- _Data listing_

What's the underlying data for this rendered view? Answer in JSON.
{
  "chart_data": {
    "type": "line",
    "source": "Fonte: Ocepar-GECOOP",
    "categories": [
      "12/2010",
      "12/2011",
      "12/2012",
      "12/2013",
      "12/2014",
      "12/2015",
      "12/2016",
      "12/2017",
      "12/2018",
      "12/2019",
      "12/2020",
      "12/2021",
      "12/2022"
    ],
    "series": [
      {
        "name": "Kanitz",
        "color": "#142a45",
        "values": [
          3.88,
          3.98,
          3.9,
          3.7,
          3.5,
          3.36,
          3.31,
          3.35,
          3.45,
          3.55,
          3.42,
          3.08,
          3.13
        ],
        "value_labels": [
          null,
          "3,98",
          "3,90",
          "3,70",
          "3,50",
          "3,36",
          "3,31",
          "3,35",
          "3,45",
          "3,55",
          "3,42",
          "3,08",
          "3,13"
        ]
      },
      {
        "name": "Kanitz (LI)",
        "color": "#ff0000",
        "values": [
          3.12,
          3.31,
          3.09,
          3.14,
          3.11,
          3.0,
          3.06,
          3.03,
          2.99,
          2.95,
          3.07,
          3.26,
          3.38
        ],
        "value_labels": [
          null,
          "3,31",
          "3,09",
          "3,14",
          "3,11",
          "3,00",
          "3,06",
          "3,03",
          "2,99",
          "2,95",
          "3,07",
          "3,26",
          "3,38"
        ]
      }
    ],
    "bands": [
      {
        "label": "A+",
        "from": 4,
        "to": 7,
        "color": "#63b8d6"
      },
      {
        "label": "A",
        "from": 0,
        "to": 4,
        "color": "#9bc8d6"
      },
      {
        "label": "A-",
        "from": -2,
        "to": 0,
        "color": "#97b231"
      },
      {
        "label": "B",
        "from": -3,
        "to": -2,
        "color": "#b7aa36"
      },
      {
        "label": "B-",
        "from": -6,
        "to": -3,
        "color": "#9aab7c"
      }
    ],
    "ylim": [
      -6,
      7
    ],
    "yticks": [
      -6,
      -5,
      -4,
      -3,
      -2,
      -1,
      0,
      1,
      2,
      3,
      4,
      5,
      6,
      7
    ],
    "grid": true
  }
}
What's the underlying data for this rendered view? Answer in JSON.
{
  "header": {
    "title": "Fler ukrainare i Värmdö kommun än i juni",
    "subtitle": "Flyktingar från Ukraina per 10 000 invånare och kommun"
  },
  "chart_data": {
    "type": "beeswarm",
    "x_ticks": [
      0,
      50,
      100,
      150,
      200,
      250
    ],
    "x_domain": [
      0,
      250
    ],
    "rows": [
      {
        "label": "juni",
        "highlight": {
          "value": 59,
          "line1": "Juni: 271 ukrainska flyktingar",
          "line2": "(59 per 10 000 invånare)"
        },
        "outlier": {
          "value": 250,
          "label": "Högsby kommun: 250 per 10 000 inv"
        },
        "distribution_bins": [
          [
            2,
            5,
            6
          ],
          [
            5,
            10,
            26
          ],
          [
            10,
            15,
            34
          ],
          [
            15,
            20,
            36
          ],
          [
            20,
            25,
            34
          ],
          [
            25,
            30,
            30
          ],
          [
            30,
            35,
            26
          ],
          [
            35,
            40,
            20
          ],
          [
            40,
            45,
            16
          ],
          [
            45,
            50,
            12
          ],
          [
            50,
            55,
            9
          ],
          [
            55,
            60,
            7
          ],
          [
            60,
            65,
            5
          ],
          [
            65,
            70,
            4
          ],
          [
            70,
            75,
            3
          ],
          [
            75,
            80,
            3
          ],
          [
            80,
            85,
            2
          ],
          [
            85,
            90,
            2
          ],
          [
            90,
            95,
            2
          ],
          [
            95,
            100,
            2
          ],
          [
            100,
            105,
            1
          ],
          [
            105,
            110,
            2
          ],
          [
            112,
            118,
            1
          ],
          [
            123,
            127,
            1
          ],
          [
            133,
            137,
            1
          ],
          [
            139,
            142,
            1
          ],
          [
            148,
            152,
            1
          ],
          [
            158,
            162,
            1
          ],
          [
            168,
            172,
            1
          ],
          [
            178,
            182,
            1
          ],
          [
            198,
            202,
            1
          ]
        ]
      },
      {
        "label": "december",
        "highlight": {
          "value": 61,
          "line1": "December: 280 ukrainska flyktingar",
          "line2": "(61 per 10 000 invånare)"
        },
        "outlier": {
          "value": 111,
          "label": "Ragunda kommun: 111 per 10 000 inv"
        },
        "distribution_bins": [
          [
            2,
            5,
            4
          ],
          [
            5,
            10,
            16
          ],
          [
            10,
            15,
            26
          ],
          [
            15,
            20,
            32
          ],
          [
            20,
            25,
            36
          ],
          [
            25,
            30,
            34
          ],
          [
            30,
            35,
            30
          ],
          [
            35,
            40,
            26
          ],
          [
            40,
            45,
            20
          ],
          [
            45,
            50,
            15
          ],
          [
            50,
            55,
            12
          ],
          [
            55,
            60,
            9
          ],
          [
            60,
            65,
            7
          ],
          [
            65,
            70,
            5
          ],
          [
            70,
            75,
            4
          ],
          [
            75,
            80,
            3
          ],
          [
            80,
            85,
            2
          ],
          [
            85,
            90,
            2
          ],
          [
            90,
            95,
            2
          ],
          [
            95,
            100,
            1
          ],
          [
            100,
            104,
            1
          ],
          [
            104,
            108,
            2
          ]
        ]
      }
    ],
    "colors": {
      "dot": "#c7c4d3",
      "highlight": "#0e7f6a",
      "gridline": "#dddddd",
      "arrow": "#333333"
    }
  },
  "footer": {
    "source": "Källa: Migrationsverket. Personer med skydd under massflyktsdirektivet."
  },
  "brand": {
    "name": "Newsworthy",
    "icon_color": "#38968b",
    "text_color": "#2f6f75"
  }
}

- _Objective_
Write out every line of the listing that holds the word "ukrainska".

- _Problem solution_
          "line1": "Juni: 271 ukrainska flyktingar",
          "line1": "December: 280 ukrainska flyktingar",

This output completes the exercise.